- Do this
Search the data for the string "fullest" and extract every line where it appears.

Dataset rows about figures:
BEGIN
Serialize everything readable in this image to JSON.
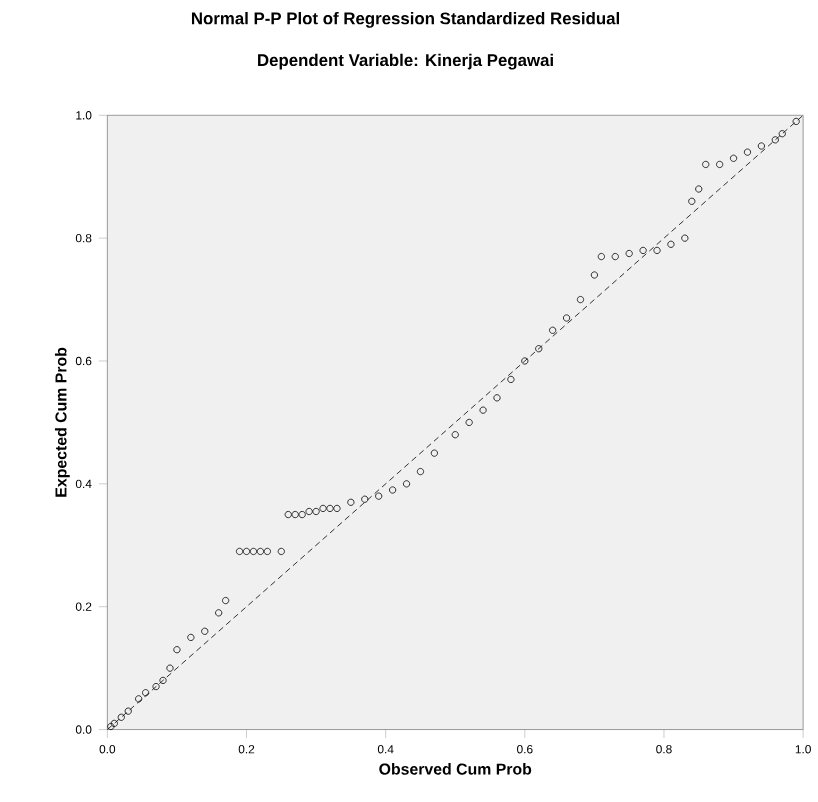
{
  "chart_data": {
    "type": "scatter",
    "title": "Normal P-P Plot of Regression Standardized Residual",
    "subtitle": "Dependent Variable: Kinerja Pegawai",
    "xlabel": "Observed Cum Prob",
    "ylabel": "Expected Cum Prob",
    "xlim": [
      0,
      1
    ],
    "ylim": [
      0,
      1
    ],
    "xticks": [
      {
        "value": 0,
        "label": "0.0"
      },
      {
        "value": 0.2,
        "label": "0.2"
      },
      {
        "value": 0.4,
        "label": "0.4"
      },
      {
        "value": 0.6,
        "label": "0.6"
      },
      {
        "value": 0.8,
        "label": "0.8"
      },
      {
        "value": 1,
        "label": "1.0"
      }
    ],
    "yticks": [
      {
        "value": 0,
        "label": "0.0"
      },
      {
        "value": 0.2,
        "label": "0.2"
      },
      {
        "value": 0.4,
        "label": "0.4"
      },
      {
        "value": 0.6,
        "label": "0.6"
      },
      {
        "value": 0.8,
        "label": "0.8"
      },
      {
        "value": 1,
        "label": "1.0"
      }
    ],
    "grid": false,
    "marker": "circle",
    "series": [
      {
        "color": "#000000",
        "x": [
          0.005,
          0.01,
          0.02,
          0.03,
          0.045,
          0.055,
          0.07,
          0.08,
          0.09,
          0.1,
          0.12,
          0.14,
          0.16,
          0.17,
          0.19,
          0.2,
          0.21,
          0.22,
          0.23,
          0.25,
          0.26,
          0.27,
          0.28,
          0.29,
          0.3,
          0.31,
          0.32,
          0.33,
          0.35,
          0.37,
          0.39,
          0.41,
          0.43,
          0.45,
          0.47,
          0.5,
          0.52,
          0.54,
          0.56,
          0.58,
          0.6,
          0.62,
          0.64,
          0.66,
          0.68,
          0.7,
          0.71,
          0.73,
          0.75,
          0.77,
          0.79,
          0.81,
          0.83,
          0.84,
          0.85,
          0.86,
          0.88,
          0.9,
          0.92,
          0.94,
          0.96,
          0.97,
          0.99
        ],
        "values": [
          0.005,
          0.01,
          0.02,
          0.03,
          0.05,
          0.06,
          0.07,
          0.08,
          0.1,
          0.13,
          0.15,
          0.16,
          0.19,
          0.21,
          0.29,
          0.29,
          0.29,
          0.29,
          0.29,
          0.29,
          0.35,
          0.35,
          0.35,
          0.355,
          0.355,
          0.36,
          0.36,
          0.36,
          0.37,
          0.375,
          0.38,
          0.39,
          0.4,
          0.42,
          0.45,
          0.48,
          0.5,
          0.52,
          0.54,
          0.57,
          0.6,
          0.62,
          0.65,
          0.67,
          0.7,
          0.74,
          0.77,
          0.77,
          0.775,
          0.78,
          0.78,
          0.79,
          0.8,
          0.86,
          0.88,
          0.92,
          0.92,
          0.93,
          0.94,
          0.95,
          0.96,
          0.97,
          0.99
        ]
      },
      {
        "type": "line",
        "color": "#000000",
        "line_style": "dashed",
        "marker": "none",
        "x": [
          0,
          1
        ],
        "values": [
          0,
          1
        ]
      }
    ]
  }
}
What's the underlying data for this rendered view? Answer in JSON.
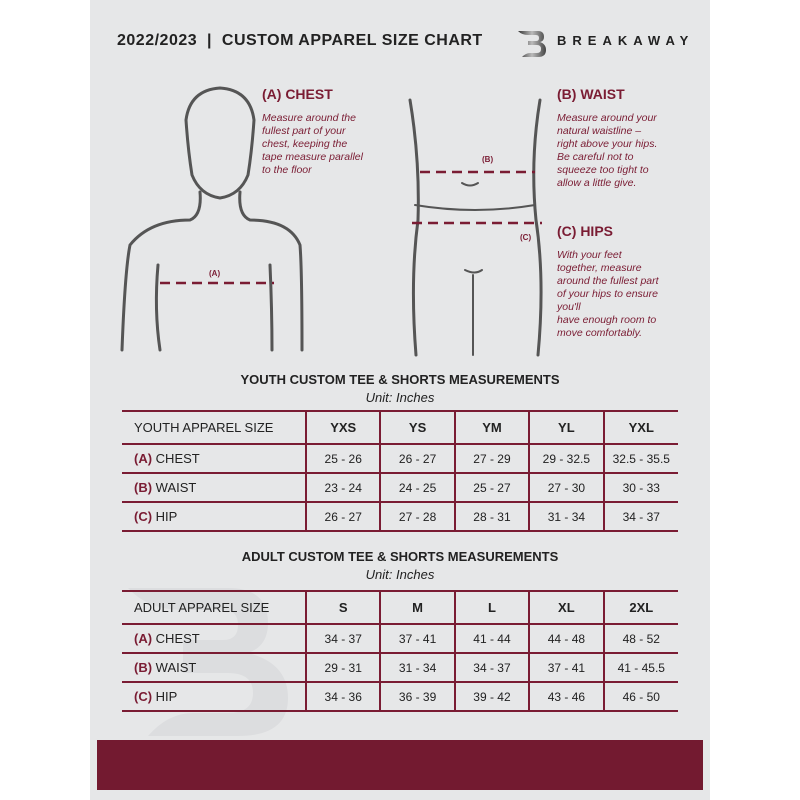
{
  "header": {
    "title": "2022/2023  |  CUSTOM APPAREL SIZE CHART",
    "brand": "BREAKAWAY",
    "logo_letter": "B"
  },
  "colors": {
    "accent": "#7a1c33",
    "background": "#e6e7e8",
    "band": "#731a30"
  },
  "guide": {
    "chest": {
      "title": "(A) CHEST",
      "label": "(A)",
      "text": [
        "Measure around the",
        "fullest part of your",
        "chest, keeping the",
        "tape measure parallel",
        "to the floor"
      ]
    },
    "waist": {
      "title": "(B) WAIST",
      "label": "(B)",
      "text": [
        "Measure around your",
        "natural waistline –",
        "right above your hips.",
        "Be careful not to",
        "squeeze too tight to",
        "allow a little give."
      ]
    },
    "hips": {
      "title": "(C) HIPS",
      "label": "(C)",
      "text": [
        "With your feet",
        "together, measure",
        "around the fullest part",
        "of your hips to ensure",
        "you'll",
        "have enough room to",
        "move comfortably."
      ]
    }
  },
  "youth": {
    "title": "YOUTH CUSTOM TEE & SHORTS MEASUREMENTS",
    "unit": "Unit: Inches",
    "header": [
      "YOUTH APPAREL SIZE",
      "YXS",
      "YS",
      "YM",
      "YL",
      "YXL"
    ],
    "rows": [
      {
        "code": "(A)",
        "name": "CHEST",
        "values": [
          "25 - 26",
          "26 - 27",
          "27 - 29",
          "29 - 32.5",
          "32.5 - 35.5"
        ]
      },
      {
        "code": "(B)",
        "name": "WAIST",
        "values": [
          "23 - 24",
          "24 - 25",
          "25 - 27",
          "27 - 30",
          "30 - 33"
        ]
      },
      {
        "code": "(C)",
        "name": "HIP",
        "values": [
          "26 - 27",
          "27 - 28",
          "28 - 31",
          "31 - 34",
          "34 - 37"
        ]
      }
    ]
  },
  "adult": {
    "title": "ADULT CUSTOM TEE & SHORTS MEASUREMENTS",
    "unit": "Unit: Inches",
    "header": [
      "ADULT APPAREL SIZE",
      "S",
      "M",
      "L",
      "XL",
      "2XL"
    ],
    "rows": [
      {
        "code": "(A)",
        "name": "CHEST",
        "values": [
          "34 - 37",
          "37 - 41",
          "41 - 44",
          "44 - 48",
          "48 - 52"
        ]
      },
      {
        "code": "(B)",
        "name": "WAIST",
        "values": [
          "29 - 31",
          "31 - 34",
          "34 - 37",
          "37 - 41",
          "41 - 45.5"
        ]
      },
      {
        "code": "(C)",
        "name": "HIP",
        "values": [
          "34 - 36",
          "36 - 39",
          "39 - 42",
          "43 - 46",
          "46 - 50"
        ]
      }
    ]
  }
}
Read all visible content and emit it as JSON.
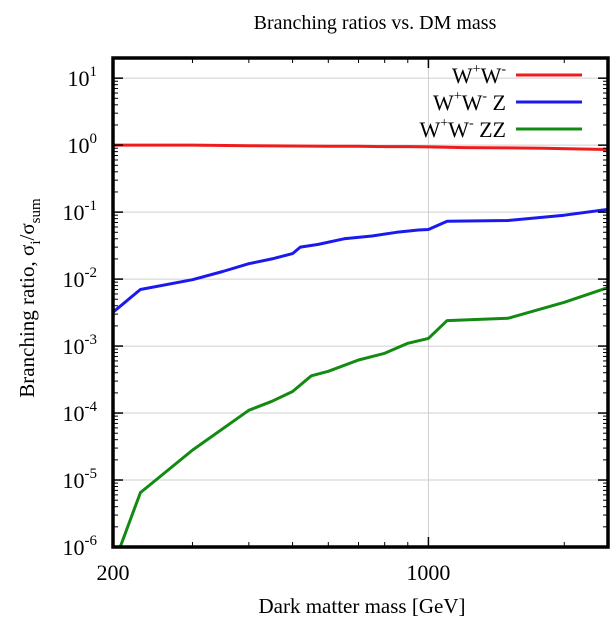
END
- Task solution
        "fullest part of your",
        "around the fullest part",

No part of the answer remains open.